**Material for this task:**
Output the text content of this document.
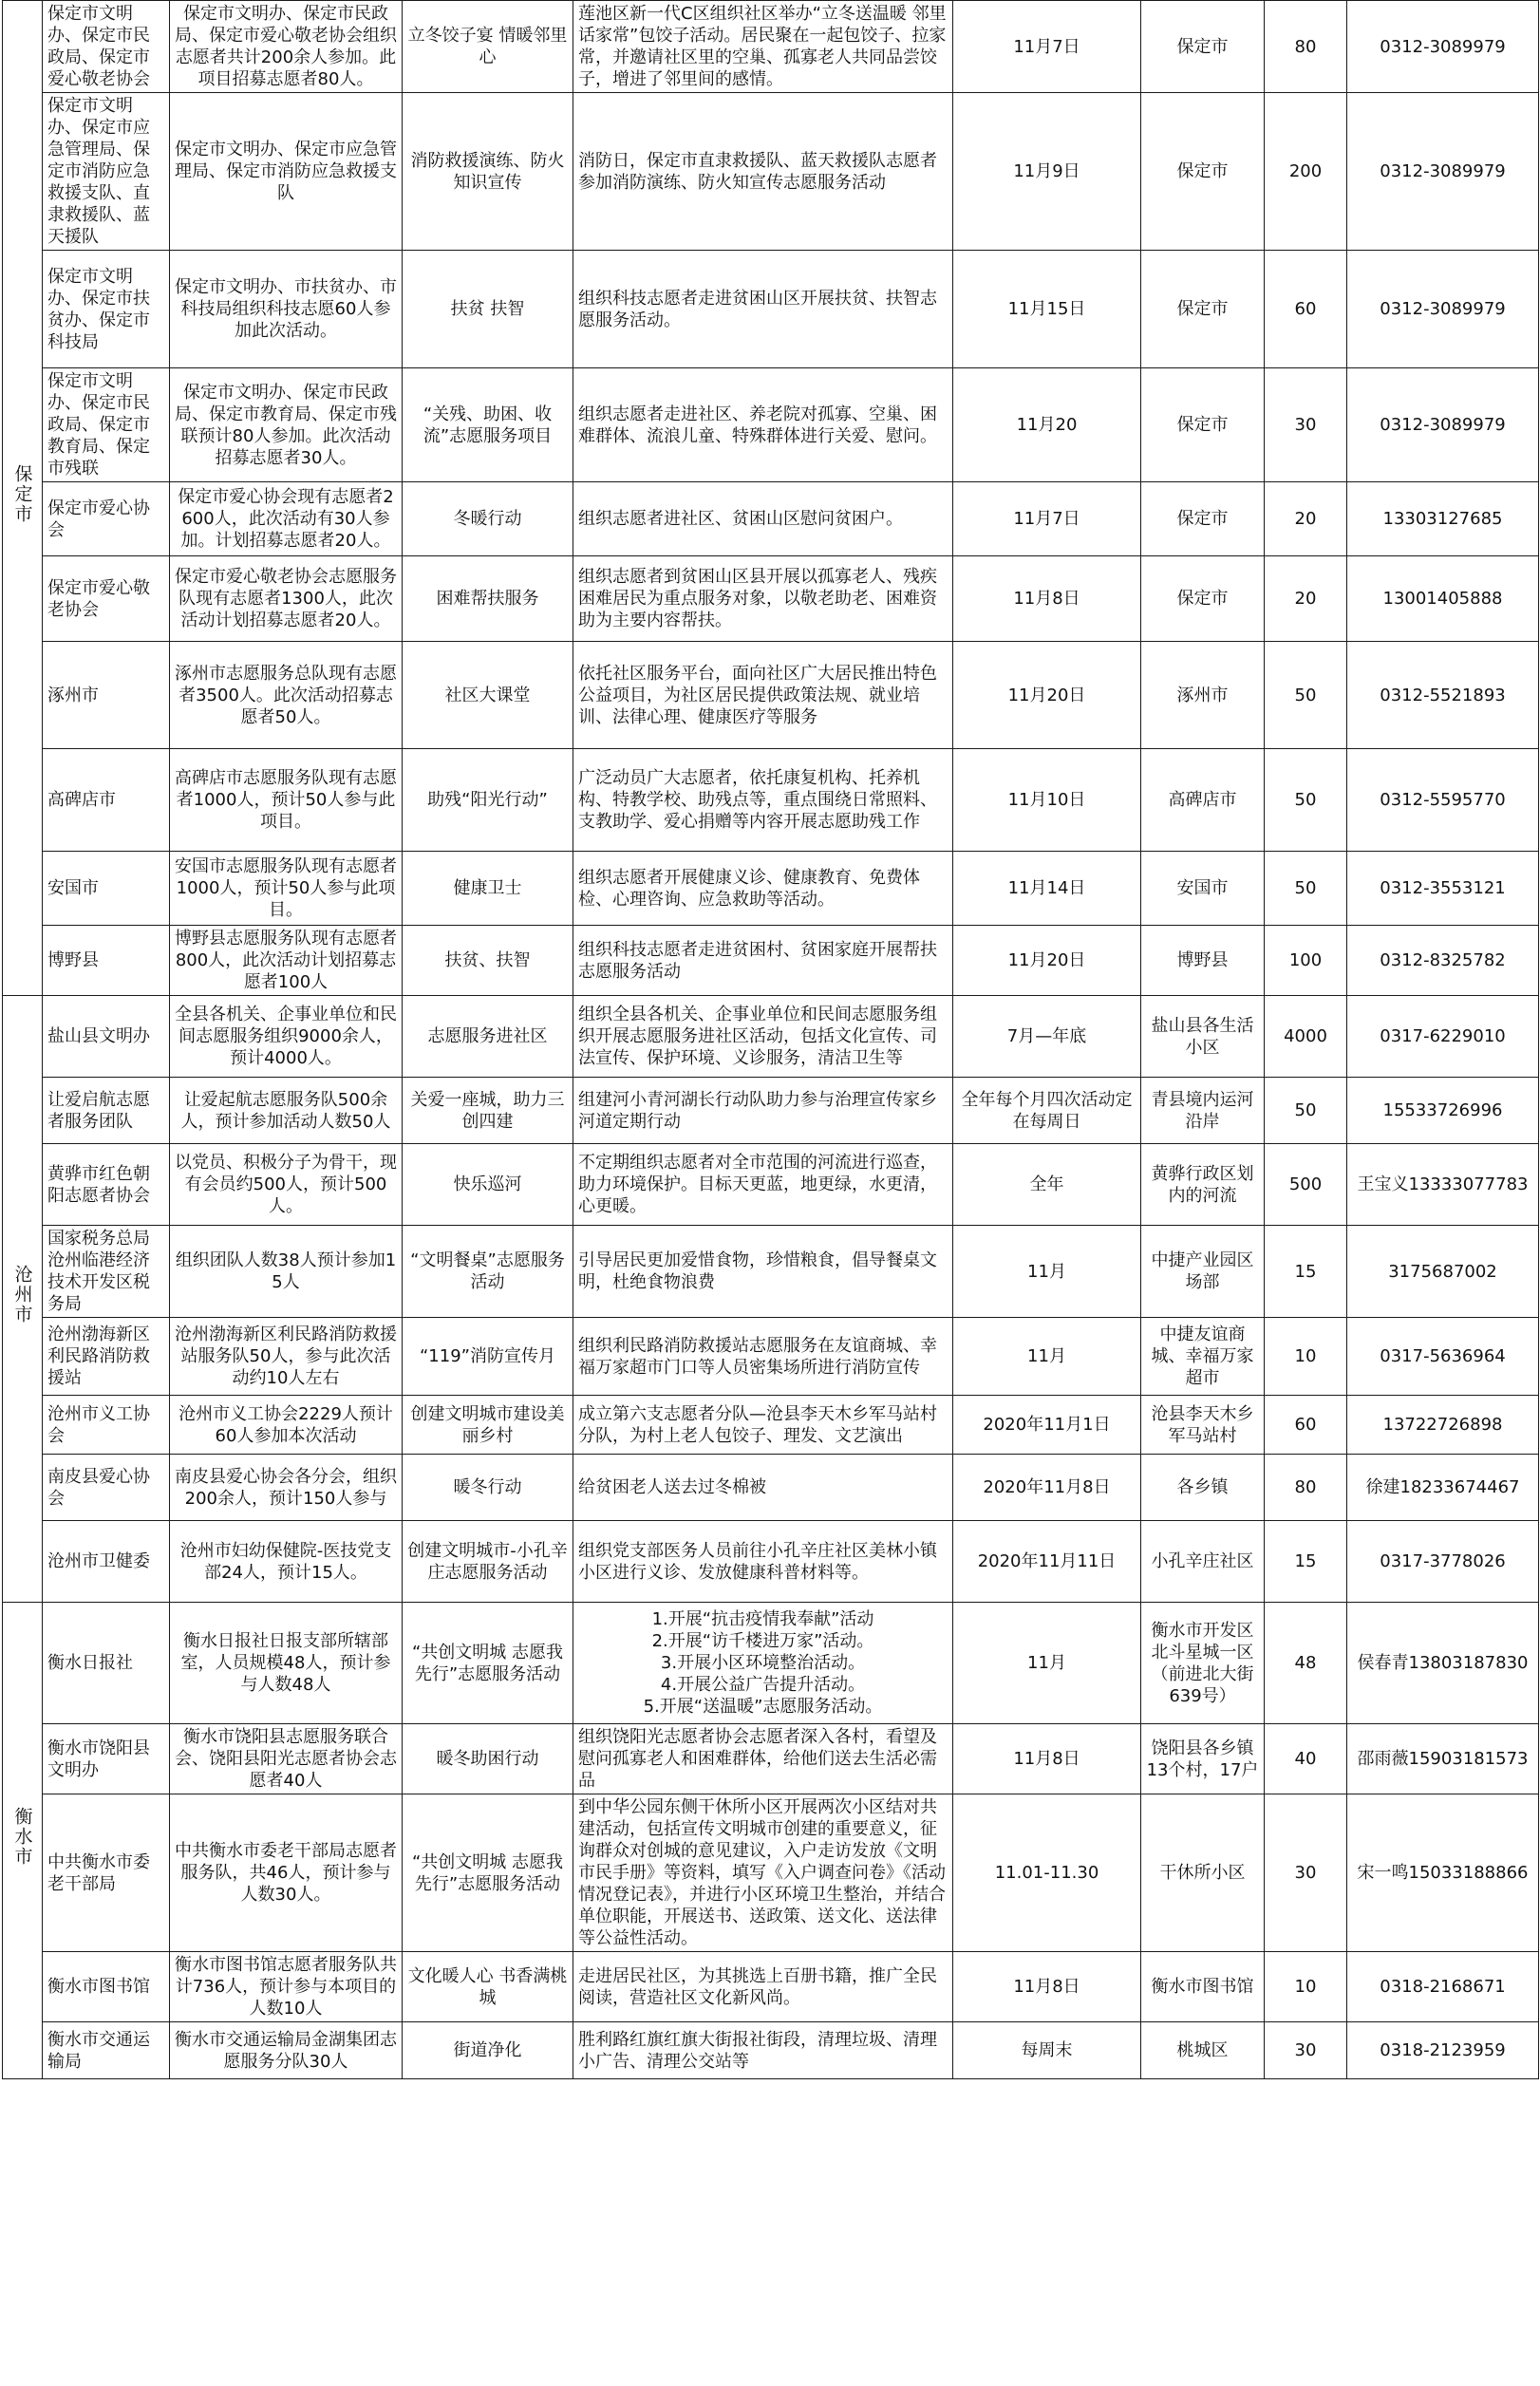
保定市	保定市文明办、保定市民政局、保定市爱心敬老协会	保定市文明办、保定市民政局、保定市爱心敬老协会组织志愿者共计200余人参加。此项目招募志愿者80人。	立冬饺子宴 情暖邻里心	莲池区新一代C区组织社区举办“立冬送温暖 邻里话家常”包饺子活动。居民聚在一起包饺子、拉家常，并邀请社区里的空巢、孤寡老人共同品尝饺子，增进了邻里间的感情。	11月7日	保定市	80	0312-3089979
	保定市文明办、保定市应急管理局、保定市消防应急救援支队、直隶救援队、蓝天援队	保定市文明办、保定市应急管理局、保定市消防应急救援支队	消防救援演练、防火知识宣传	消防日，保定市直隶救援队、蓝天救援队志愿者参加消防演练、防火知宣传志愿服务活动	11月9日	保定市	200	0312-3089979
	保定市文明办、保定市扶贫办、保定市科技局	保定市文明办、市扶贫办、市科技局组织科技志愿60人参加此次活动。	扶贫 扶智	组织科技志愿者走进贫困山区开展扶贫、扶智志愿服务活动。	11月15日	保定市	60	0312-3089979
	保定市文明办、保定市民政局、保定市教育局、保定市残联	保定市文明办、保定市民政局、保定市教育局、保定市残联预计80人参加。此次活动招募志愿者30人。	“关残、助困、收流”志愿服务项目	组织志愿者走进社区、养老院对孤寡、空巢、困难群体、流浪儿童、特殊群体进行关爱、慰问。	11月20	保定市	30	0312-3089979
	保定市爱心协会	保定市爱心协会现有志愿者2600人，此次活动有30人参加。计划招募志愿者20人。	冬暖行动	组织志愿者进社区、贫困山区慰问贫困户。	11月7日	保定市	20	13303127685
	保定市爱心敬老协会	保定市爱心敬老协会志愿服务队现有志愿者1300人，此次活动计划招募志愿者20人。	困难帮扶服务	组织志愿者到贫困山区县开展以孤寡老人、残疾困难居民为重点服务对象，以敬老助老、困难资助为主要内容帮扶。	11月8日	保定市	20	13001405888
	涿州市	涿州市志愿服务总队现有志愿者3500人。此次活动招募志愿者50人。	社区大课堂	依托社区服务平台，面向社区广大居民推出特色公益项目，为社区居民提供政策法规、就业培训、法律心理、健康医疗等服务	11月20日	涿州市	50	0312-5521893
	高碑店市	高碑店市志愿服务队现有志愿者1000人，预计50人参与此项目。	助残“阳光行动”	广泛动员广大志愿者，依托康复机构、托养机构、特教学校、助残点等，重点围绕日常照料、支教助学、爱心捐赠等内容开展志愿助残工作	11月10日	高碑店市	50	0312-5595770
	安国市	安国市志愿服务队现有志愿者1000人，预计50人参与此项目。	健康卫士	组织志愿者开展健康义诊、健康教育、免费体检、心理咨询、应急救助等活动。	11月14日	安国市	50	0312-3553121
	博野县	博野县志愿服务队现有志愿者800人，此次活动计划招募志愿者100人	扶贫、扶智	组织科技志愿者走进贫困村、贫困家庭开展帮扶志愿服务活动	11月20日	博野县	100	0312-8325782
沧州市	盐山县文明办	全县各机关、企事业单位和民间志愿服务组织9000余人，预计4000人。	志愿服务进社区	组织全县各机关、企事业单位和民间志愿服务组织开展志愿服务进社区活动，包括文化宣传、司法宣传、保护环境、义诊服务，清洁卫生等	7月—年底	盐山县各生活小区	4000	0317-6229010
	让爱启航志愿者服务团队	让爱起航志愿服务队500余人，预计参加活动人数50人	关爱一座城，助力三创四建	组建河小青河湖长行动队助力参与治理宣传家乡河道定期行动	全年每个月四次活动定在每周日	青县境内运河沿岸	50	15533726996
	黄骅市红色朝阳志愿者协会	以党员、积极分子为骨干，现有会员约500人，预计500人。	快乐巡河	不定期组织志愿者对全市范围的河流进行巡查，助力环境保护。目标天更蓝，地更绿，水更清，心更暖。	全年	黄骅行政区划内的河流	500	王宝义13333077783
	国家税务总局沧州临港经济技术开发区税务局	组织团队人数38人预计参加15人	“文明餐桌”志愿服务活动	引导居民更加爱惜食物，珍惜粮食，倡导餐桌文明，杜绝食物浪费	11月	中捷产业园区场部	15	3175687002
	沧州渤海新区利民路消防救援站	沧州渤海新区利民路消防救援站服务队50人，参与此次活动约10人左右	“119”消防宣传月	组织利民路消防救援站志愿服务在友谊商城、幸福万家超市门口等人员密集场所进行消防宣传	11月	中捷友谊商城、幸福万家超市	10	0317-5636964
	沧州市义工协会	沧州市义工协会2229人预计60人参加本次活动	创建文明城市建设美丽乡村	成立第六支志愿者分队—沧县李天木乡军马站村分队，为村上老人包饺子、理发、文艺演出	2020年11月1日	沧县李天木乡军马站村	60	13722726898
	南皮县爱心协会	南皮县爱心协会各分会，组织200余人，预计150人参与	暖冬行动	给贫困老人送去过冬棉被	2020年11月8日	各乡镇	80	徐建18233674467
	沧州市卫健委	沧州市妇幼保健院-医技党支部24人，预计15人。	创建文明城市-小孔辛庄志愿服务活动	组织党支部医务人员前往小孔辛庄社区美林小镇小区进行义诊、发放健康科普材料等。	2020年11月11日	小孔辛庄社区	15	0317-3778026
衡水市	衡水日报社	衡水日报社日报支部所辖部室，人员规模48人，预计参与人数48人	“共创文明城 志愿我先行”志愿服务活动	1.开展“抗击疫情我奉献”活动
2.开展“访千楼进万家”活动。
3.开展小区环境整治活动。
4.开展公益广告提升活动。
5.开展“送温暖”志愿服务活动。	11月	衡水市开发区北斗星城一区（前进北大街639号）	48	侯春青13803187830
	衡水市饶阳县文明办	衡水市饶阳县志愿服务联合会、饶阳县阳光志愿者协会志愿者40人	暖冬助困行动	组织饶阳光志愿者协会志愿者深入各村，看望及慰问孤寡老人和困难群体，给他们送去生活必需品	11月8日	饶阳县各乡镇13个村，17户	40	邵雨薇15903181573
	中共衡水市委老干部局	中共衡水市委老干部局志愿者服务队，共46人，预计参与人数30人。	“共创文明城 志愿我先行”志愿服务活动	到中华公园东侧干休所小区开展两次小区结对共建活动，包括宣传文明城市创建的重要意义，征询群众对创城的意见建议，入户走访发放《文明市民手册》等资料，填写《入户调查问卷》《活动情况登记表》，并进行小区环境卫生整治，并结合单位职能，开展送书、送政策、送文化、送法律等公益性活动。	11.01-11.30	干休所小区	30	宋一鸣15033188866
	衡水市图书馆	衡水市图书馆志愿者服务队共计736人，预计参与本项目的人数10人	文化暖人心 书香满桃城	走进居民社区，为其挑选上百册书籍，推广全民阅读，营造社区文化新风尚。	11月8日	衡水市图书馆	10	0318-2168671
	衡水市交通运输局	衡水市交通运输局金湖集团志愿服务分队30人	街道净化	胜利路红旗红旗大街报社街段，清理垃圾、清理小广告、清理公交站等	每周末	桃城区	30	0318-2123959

**What is needed:** Retype the whole listing exactly and leave the pictures out.

**Correct output:**
Output the text content of this document.
保定市	保定市文明办、保定市民政局、保定市爱心敬老协会	保定市文明办、保定市民政局、保定市爱心敬老协会组织志愿者共计200余人参加。此项目招募志愿者80人。	立冬饺子宴 情暖邻里心	莲池区新一代C区组织社区举办“立冬送温暖 邻里话家常”包饺子活动。居民聚在一起包饺子、拉家常，并邀请社区里的空巢、孤寡老人共同品尝饺子，增进了邻里间的感情。	11月7日	保定市	80	0312-3089979
	保定市文明办、保定市应急管理局、保定市消防应急救援支队、直隶救援队、蓝天援队	保定市文明办、保定市应急管理局、保定市消防应急救援支队	消防救援演练、防火知识宣传	消防日，保定市直隶救援队、蓝天救援队志愿者参加消防演练、防火知宣传志愿服务活动	11月9日	保定市	200	0312-3089979
	保定市文明办、保定市扶贫办、保定市科技局	保定市文明办、市扶贫办、市科技局组织科技志愿60人参加此次活动。	扶贫 扶智	组织科技志愿者走进贫困山区开展扶贫、扶智志愿服务活动。	11月15日	保定市	60	0312-3089979
	保定市文明办、保定市民政局、保定市教育局、保定市残联	保定市文明办、保定市民政局、保定市教育局、保定市残联预计80人参加。此次活动招募志愿者30人。	“关残、助困、收流”志愿服务项目	组织志愿者走进社区、养老院对孤寡、空巢、困难群体、流浪儿童、特殊群体进行关爱、慰问。	11月20	保定市	30	0312-3089979
	保定市爱心协会	保定市爱心协会现有志愿者2600人，此次活动有30人参加。计划招募志愿者20人。	冬暖行动	组织志愿者进社区、贫困山区慰问贫困户。	11月7日	保定市	20	13303127685
	保定市爱心敬老协会	保定市爱心敬老协会志愿服务队现有志愿者1300人，此次活动计划招募志愿者20人。	困难帮扶服务	组织志愿者到贫困山区县开展以孤寡老人、残疾困难居民为重点服务对象，以敬老助老、困难资助为主要内容帮扶。	11月8日	保定市	20	13001405888
	涿州市	涿州市志愿服务总队现有志愿者3500人。此次活动招募志愿者50人。	社区大课堂	依托社区服务平台，面向社区广大居民推出特色公益项目，为社区居民提供政策法规、就业培训、法律心理、健康医疗等服务	11月20日	涿州市	50	0312-5521893
	高碑店市	高碑店市志愿服务队现有志愿者1000人，预计50人参与此项目。	助残“阳光行动”	广泛动员广大志愿者，依托康复机构、托养机构、特教学校、助残点等，重点围绕日常照料、支教助学、爱心捐赠等内容开展志愿助残工作	11月10日	高碑店市	50	0312-5595770
	安国市	安国市志愿服务队现有志愿者1000人，预计50人参与此项目。	健康卫士	组织志愿者开展健康义诊、健康教育、免费体检、心理咨询、应急救助等活动。	11月14日	安国市	50	0312-3553121
	博野县	博野县志愿服务队现有志愿者800人，此次活动计划招募志愿者100人	扶贫、扶智	组织科技志愿者走进贫困村、贫困家庭开展帮扶志愿服务活动	11月20日	博野县	100	0312-8325782
沧州市	盐山县文明办	全县各机关、企事业单位和民间志愿服务组织9000余人，预计4000人。	志愿服务进社区	组织全县各机关、企事业单位和民间志愿服务组织开展志愿服务进社区活动，包括文化宣传、司法宣传、保护环境、义诊服务，清洁卫生等	7月—年底	盐山县各生活小区	4000	0317-6229010
	让爱启航志愿者服务团队	让爱起航志愿服务队500余人，预计参加活动人数50人	关爱一座城，助力三创四建	组建河小青河湖长行动队助力参与治理宣传家乡河道定期行动	全年每个月四次活动定在每周日	青县境内运河沿岸	50	15533726996
	黄骅市红色朝阳志愿者协会	以党员、积极分子为骨干，现有会员约500人，预计500人。	快乐巡河	不定期组织志愿者对全市范围的河流进行巡查，助力环境保护。目标天更蓝，地更绿，水更清，心更暖。	全年	黄骅行政区划内的河流	500	王宝义13333077783
	国家税务总局沧州临港经济技术开发区税务局	组织团队人数38人预计参加15人	“文明餐桌”志愿服务活动	引导居民更加爱惜食物，珍惜粮食，倡导餐桌文明，杜绝食物浪费	11月	中捷产业园区场部	15	3175687002
	沧州渤海新区利民路消防救援站	沧州渤海新区利民路消防救援站服务队50人，参与此次活动约10人左右	“119”消防宣传月	组织利民路消防救援站志愿服务在友谊商城、幸福万家超市门口等人员密集场所进行消防宣传	11月	中捷友谊商城、幸福万家超市	10	0317-5636964
	沧州市义工协会	沧州市义工协会2229人预计60人参加本次活动	创建文明城市建设美丽乡村	成立第六支志愿者分队—沧县李天木乡军马站村分队，为村上老人包饺子、理发、文艺演出	2020年11月1日	沧县李天木乡军马站村	60	13722726898
	南皮县爱心协会	南皮县爱心协会各分会，组织200余人，预计150人参与	暖冬行动	给贫困老人送去过冬棉被	2020年11月8日	各乡镇	80	徐建18233674467
	沧州市卫健委	沧州市妇幼保健院-医技党支部24人，预计15人。	创建文明城市-小孔辛庄志愿服务活动	组织党支部医务人员前往小孔辛庄社区美林小镇小区进行义诊、发放健康科普材料等。	2020年11月11日	小孔辛庄社区	15	0317-3778026
衡水市	衡水日报社	衡水日报社日报支部所辖部室，人员规模48人，预计参与人数48人	“共创文明城 志愿我先行”志愿服务活动	1.开展“抗击疫情我奉献”活动
2.开展“访千楼进万家”活动。
3.开展小区环境整治活动。
4.开展公益广告提升活动。
5.开展“送温暖”志愿服务活动。	11月	衡水市开发区北斗星城一区（前进北大街639号）	48	侯春青13803187830
	衡水市饶阳县文明办	衡水市饶阳县志愿服务联合会、饶阳县阳光志愿者协会志愿者40人	暖冬助困行动	组织饶阳光志愿者协会志愿者深入各村，看望及慰问孤寡老人和困难群体，给他们送去生活必需品	11月8日	饶阳县各乡镇13个村，17户	40	邵雨薇15903181573
	中共衡水市委老干部局	中共衡水市委老干部局志愿者服务队，共46人，预计参与人数30人。	“共创文明城 志愿我先行”志愿服务活动	到中华公园东侧干休所小区开展两次小区结对共建活动，包括宣传文明城市创建的重要意义，征询群众对创城的意见建议，入户走访发放《文明市民手册》等资料，填写《入户调查问卷》《活动情况登记表》，并进行小区环境卫生整治，并结合单位职能，开展送书、送政策、送文化、送法律等公益性活动。	11.01-11.30	干休所小区	30	宋一鸣15033188866
	衡水市图书馆	衡水市图书馆志愿者服务队共计736人，预计参与本项目的人数10人	文化暖人心 书香满桃城	走进居民社区，为其挑选上百册书籍，推广全民阅读，营造社区文化新风尚。	11月8日	衡水市图书馆	10	0318-2168671
	衡水市交通运输局	衡水市交通运输局金湖集团志愿服务分队30人	街道净化	胜利路红旗红旗大街报社街段，清理垃圾、清理小广告、清理公交站等	每周末	桃城区	30	0318-2123959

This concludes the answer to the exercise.